* Start Supplied material *

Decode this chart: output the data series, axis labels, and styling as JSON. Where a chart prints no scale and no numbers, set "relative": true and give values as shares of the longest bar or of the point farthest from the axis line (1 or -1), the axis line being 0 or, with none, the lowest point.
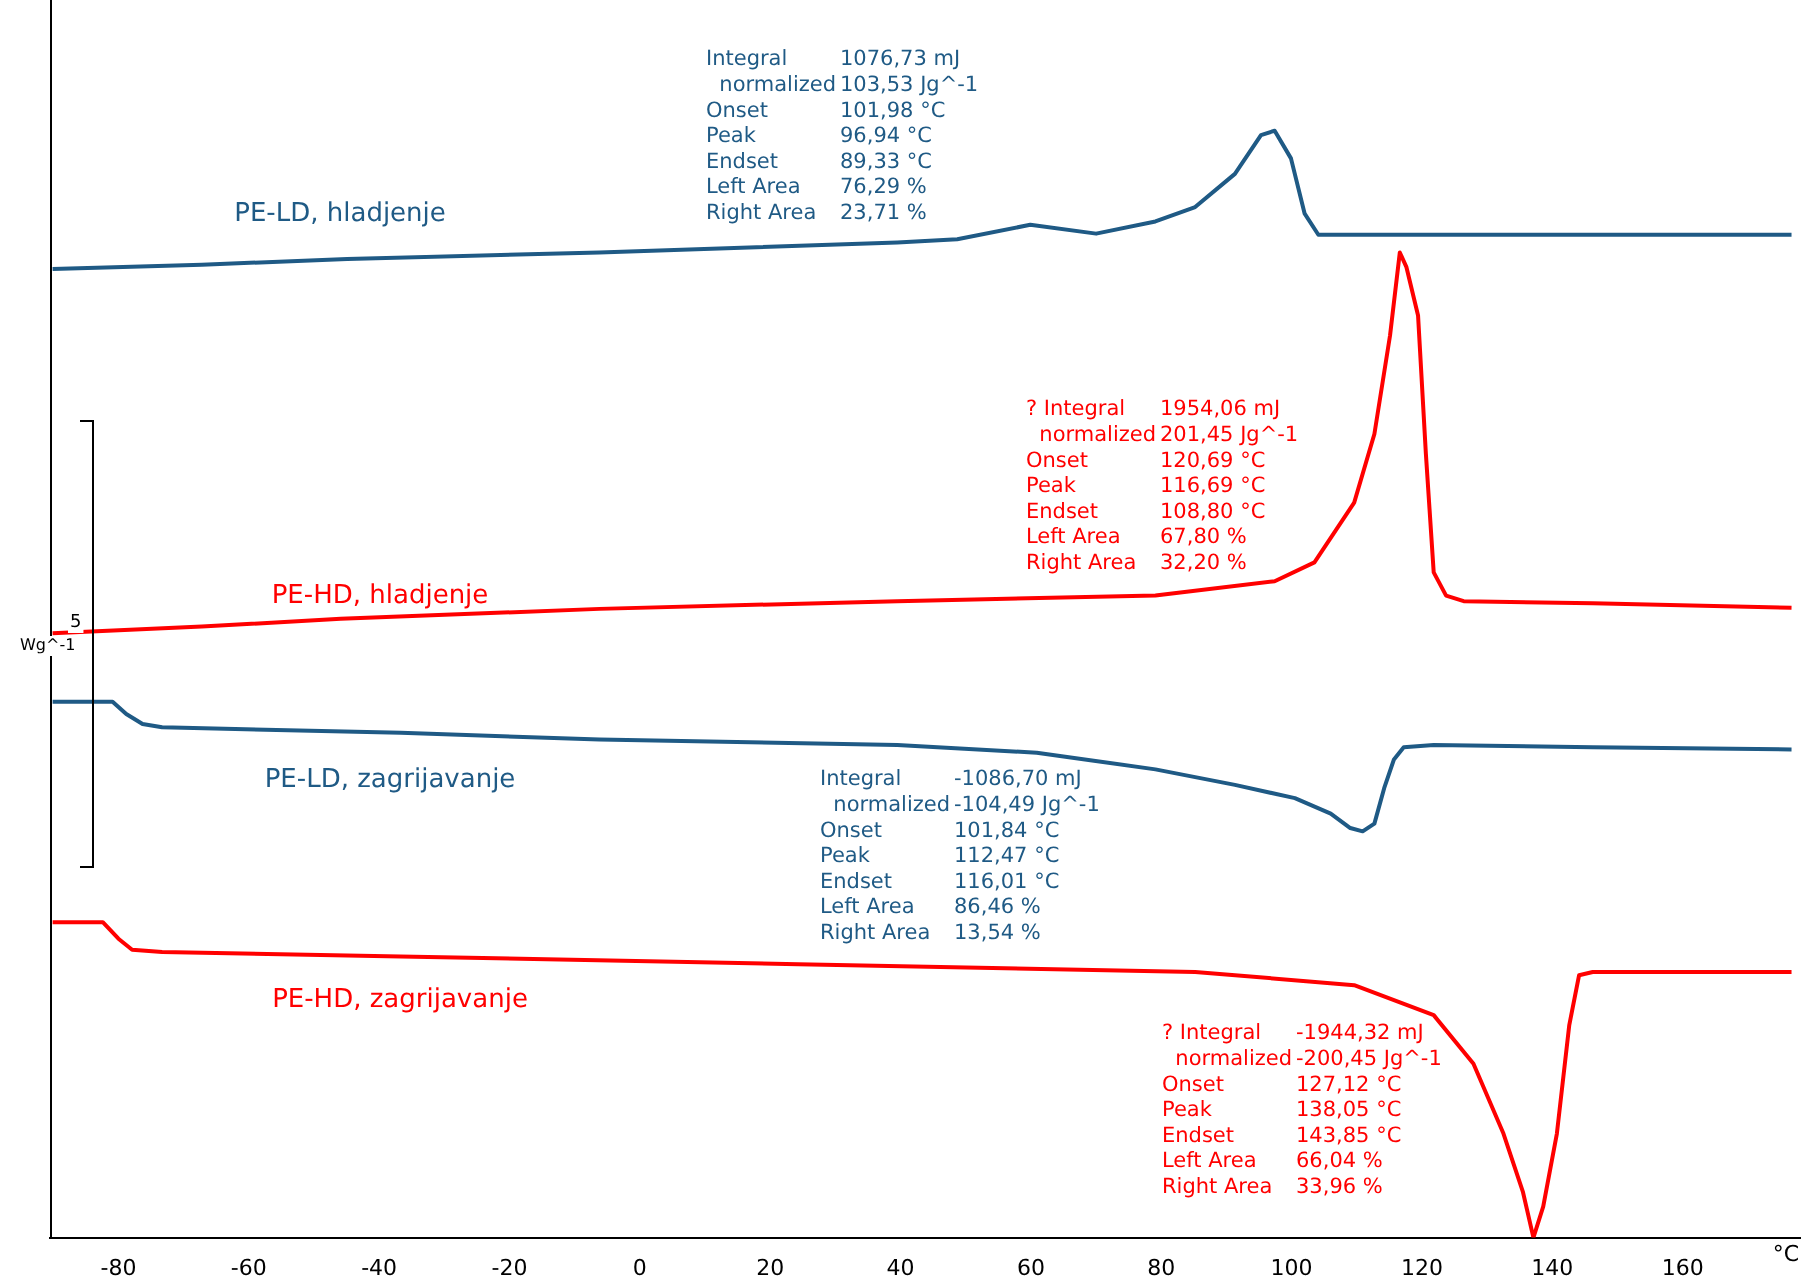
{
  "chart_data": {
    "type": "line",
    "relative": true,
    "xlabel": "°C",
    "xlim": [
      -90.5,
      178
    ],
    "xticks": [
      -80,
      -60,
      -40,
      -20,
      0,
      20,
      40,
      60,
      80,
      100,
      120,
      140,
      160
    ],
    "grid": false,
    "legend": false,
    "marker": "none",
    "line_style": "solid",
    "series": [
      {
        "name": "PE-LD, hladjenje",
        "color": "#1f5a85",
        "x": [
          -90.1,
          -67.2,
          -44.9,
          -6.2,
          39.5,
          48.7,
          59.9,
          70.0,
          79.1,
          85.2,
          91.3,
          95.3,
          97.4,
          99.9,
          102.0,
          104.1,
          115.7,
          146.2,
          176.7
        ],
        "values": [
          0.875,
          0.879,
          0.884,
          0.89,
          0.899,
          0.902,
          0.915,
          0.907,
          0.918,
          0.931,
          0.961,
          0.996,
          1.0,
          0.975,
          0.925,
          0.906,
          0.906,
          0.906,
          0.906
        ]
      },
      {
        "name": "PE-HD, hladjenje",
        "color": "#ff0000",
        "x": [
          -90.1,
          -67.2,
          -45.9,
          -6.2,
          39.5,
          79.1,
          97.4,
          103.5,
          109.6,
          112.7,
          115.1,
          116.6,
          117.6,
          119.4,
          120.6,
          121.8,
          123.7,
          126.4,
          146.2,
          176.7
        ],
        "values": [
          0.546,
          0.552,
          0.559,
          0.568,
          0.575,
          0.58,
          0.593,
          0.61,
          0.664,
          0.726,
          0.815,
          0.89,
          0.877,
          0.833,
          0.708,
          0.601,
          0.58,
          0.575,
          0.573,
          0.569
        ]
      },
      {
        "name": "PE-LD, zagrijavanje",
        "color": "#1f5a85",
        "x": [
          -90.1,
          -80.9,
          -78.8,
          -76.3,
          -73.3,
          -36.7,
          -6.2,
          39.5,
          60.9,
          79.1,
          91.3,
          100.5,
          106.0,
          109.0,
          110.9,
          112.7,
          114.2,
          115.7,
          117.2,
          121.8,
          146.2,
          176.7
        ],
        "values": [
          0.484,
          0.484,
          0.473,
          0.464,
          0.461,
          0.456,
          0.45,
          0.445,
          0.438,
          0.423,
          0.409,
          0.397,
          0.383,
          0.37,
          0.367,
          0.374,
          0.406,
          0.432,
          0.443,
          0.445,
          0.443,
          0.441
        ]
      },
      {
        "name": "PE-HD, zagrijavanje",
        "color": "#ff0000",
        "x": [
          -90.1,
          -82.4,
          -80.0,
          -77.9,
          -73.3,
          -36.7,
          24.3,
          85.2,
          109.6,
          121.8,
          127.9,
          132.5,
          135.5,
          137.1,
          138.6,
          140.7,
          142.6,
          144.1,
          146.2,
          158.4,
          176.7
        ],
        "values": [
          0.285,
          0.285,
          0.27,
          0.26,
          0.258,
          0.254,
          0.247,
          0.24,
          0.228,
          0.201,
          0.157,
          0.094,
          0.041,
          0.0,
          0.028,
          0.094,
          0.192,
          0.237,
          0.24,
          0.24,
          0.24
        ]
      }
    ],
    "annotations": [
      "Integral\t1076,73 mJ\n  normalized\t103,53 Jg^-1\nOnset\t101,98 °C\nPeak\t96,94 °C\nEndset\t89,33 °C\nLeft Area\t76,29 %\nRight Area\t23,71 %",
      "? Integral\t1954,06 mJ\n  normalized\t201,45 Jg^-1\nOnset\t120,69 °C\nPeak\t116,69 °C\nEndset\t108,80 °C\nLeft Area\t67,80 %\nRight Area\t32,20 %",
      "Integral\t-1086,70 mJ\n  normalized\t-104,49 Jg^-1\nOnset\t101,84 °C\nPeak\t112,47 °C\nEndset\t116,01 °C\nLeft Area\t86,46 %\nRight Area\t13,54 %",
      "? Integral\t-1944,32 mJ\n  normalized\t-200,45 Jg^-1\nOnset\t127,12 °C\nPeak\t138,05 °C\nEndset\t143,85 °C\nLeft Area\t66,04 %\nRight Area\t33,96 %",
      "5",
      "Wg^-1"
    ]
  }
}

* End Supplied material *

The entries above are to be returned exactly, without their pictures.

Decode this chart: output the data series, axis labels, and styling as JSON. Where a chart prints no scale and no numbers, set "relative": true and give values as shares of the longest bar or of the point farthest from the axis line (1 or -1), the axis line being 0 or, with none, the lowest point.
{
  "chart_data": {
    "type": "line",
    "relative": true,
    "xlabel": "°C",
    "xlim": [
      -90.5,
      178
    ],
    "xticks": [
      -80,
      -60,
      -40,
      -20,
      0,
      20,
      40,
      60,
      80,
      100,
      120,
      140,
      160
    ],
    "grid": false,
    "legend": false,
    "marker": "none",
    "line_style": "solid",
    "series": [
      {
        "name": "PE-LD, hladjenje",
        "color": "#1f5a85",
        "x": [
          -90.1,
          -67.2,
          -44.9,
          -6.2,
          39.5,
          48.7,
          59.9,
          70.0,
          79.1,
          85.2,
          91.3,
          95.3,
          97.4,
          99.9,
          102.0,
          104.1,
          115.7,
          146.2,
          176.7
        ],
        "values": [
          0.875,
          0.879,
          0.884,
          0.89,
          0.899,
          0.902,
          0.915,
          0.907,
          0.918,
          0.931,
          0.961,
          0.996,
          1.0,
          0.975,
          0.925,
          0.906,
          0.906,
          0.906,
          0.906
        ]
      },
      {
        "name": "PE-HD, hladjenje",
        "color": "#ff0000",
        "x": [
          -90.1,
          -67.2,
          -45.9,
          -6.2,
          39.5,
          79.1,
          97.4,
          103.5,
          109.6,
          112.7,
          115.1,
          116.6,
          117.6,
          119.4,
          120.6,
          121.8,
          123.7,
          126.4,
          146.2,
          176.7
        ],
        "values": [
          0.546,
          0.552,
          0.559,
          0.568,
          0.575,
          0.58,
          0.593,
          0.61,
          0.664,
          0.726,
          0.815,
          0.89,
          0.877,
          0.833,
          0.708,
          0.601,
          0.58,
          0.575,
          0.573,
          0.569
        ]
      },
      {
        "name": "PE-LD, zagrijavanje",
        "color": "#1f5a85",
        "x": [
          -90.1,
          -80.9,
          -78.8,
          -76.3,
          -73.3,
          -36.7,
          -6.2,
          39.5,
          60.9,
          79.1,
          91.3,
          100.5,
          106.0,
          109.0,
          110.9,
          112.7,
          114.2,
          115.7,
          117.2,
          121.8,
          146.2,
          176.7
        ],
        "values": [
          0.484,
          0.484,
          0.473,
          0.464,
          0.461,
          0.456,
          0.45,
          0.445,
          0.438,
          0.423,
          0.409,
          0.397,
          0.383,
          0.37,
          0.367,
          0.374,
          0.406,
          0.432,
          0.443,
          0.445,
          0.443,
          0.441
        ]
      },
      {
        "name": "PE-HD, zagrijavanje",
        "color": "#ff0000",
        "x": [
          -90.1,
          -82.4,
          -80.0,
          -77.9,
          -73.3,
          -36.7,
          24.3,
          85.2,
          109.6,
          121.8,
          127.9,
          132.5,
          135.5,
          137.1,
          138.6,
          140.7,
          142.6,
          144.1,
          146.2,
          158.4,
          176.7
        ],
        "values": [
          0.285,
          0.285,
          0.27,
          0.26,
          0.258,
          0.254,
          0.247,
          0.24,
          0.228,
          0.201,
          0.157,
          0.094,
          0.041,
          0.0,
          0.028,
          0.094,
          0.192,
          0.237,
          0.24,
          0.24,
          0.24
        ]
      }
    ],
    "annotations": [
      "Integral\t1076,73 mJ\n  normalized\t103,53 Jg^-1\nOnset\t101,98 °C\nPeak\t96,94 °C\nEndset\t89,33 °C\nLeft Area\t76,29 %\nRight Area\t23,71 %",
      "? Integral\t1954,06 mJ\n  normalized\t201,45 Jg^-1\nOnset\t120,69 °C\nPeak\t116,69 °C\nEndset\t108,80 °C\nLeft Area\t67,80 %\nRight Area\t32,20 %",
      "Integral\t-1086,70 mJ\n  normalized\t-104,49 Jg^-1\nOnset\t101,84 °C\nPeak\t112,47 °C\nEndset\t116,01 °C\nLeft Area\t86,46 %\nRight Area\t13,54 %",
      "? Integral\t-1944,32 mJ\n  normalized\t-200,45 Jg^-1\nOnset\t127,12 °C\nPeak\t138,05 °C\nEndset\t143,85 °C\nLeft Area\t66,04 %\nRight Area\t33,96 %",
      "5",
      "Wg^-1"
    ]
  }
}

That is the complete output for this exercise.